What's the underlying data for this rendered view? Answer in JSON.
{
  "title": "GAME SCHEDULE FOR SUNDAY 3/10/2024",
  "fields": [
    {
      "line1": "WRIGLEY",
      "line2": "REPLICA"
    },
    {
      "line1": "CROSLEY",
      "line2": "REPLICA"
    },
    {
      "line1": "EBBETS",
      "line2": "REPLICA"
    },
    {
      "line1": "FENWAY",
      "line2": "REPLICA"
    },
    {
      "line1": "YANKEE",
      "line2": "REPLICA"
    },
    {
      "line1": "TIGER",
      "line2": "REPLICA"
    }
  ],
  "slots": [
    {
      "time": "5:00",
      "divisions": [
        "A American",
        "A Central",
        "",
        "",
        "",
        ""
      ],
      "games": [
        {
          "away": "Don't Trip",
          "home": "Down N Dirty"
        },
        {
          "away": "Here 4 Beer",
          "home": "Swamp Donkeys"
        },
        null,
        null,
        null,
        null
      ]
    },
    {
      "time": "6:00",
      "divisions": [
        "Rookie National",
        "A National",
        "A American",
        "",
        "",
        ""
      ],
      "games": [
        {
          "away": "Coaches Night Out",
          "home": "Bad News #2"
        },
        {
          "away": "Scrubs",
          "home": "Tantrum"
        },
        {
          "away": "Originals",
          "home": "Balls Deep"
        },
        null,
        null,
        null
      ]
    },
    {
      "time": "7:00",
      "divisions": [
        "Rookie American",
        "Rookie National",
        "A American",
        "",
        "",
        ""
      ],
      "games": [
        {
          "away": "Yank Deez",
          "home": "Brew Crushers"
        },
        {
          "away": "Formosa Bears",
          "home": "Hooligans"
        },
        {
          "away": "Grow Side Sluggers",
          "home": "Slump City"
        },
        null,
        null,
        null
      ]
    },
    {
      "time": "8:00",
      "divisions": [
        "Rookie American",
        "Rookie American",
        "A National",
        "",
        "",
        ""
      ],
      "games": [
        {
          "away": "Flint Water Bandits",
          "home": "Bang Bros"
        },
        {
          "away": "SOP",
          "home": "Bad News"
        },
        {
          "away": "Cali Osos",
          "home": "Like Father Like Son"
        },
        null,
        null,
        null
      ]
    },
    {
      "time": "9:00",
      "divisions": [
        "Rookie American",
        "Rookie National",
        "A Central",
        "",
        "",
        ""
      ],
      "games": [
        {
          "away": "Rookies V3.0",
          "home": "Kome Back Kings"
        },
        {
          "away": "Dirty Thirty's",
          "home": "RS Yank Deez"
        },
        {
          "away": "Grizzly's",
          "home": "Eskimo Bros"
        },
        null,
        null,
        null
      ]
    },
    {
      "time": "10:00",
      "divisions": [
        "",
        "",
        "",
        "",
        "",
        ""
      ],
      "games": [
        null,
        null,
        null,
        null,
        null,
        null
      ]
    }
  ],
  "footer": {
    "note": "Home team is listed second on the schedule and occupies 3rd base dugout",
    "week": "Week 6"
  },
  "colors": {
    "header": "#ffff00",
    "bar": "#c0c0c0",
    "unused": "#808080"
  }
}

> Stated problem
In the listing, how many lines hold "Dirty"? Answer with a bare number.

> The completed task
2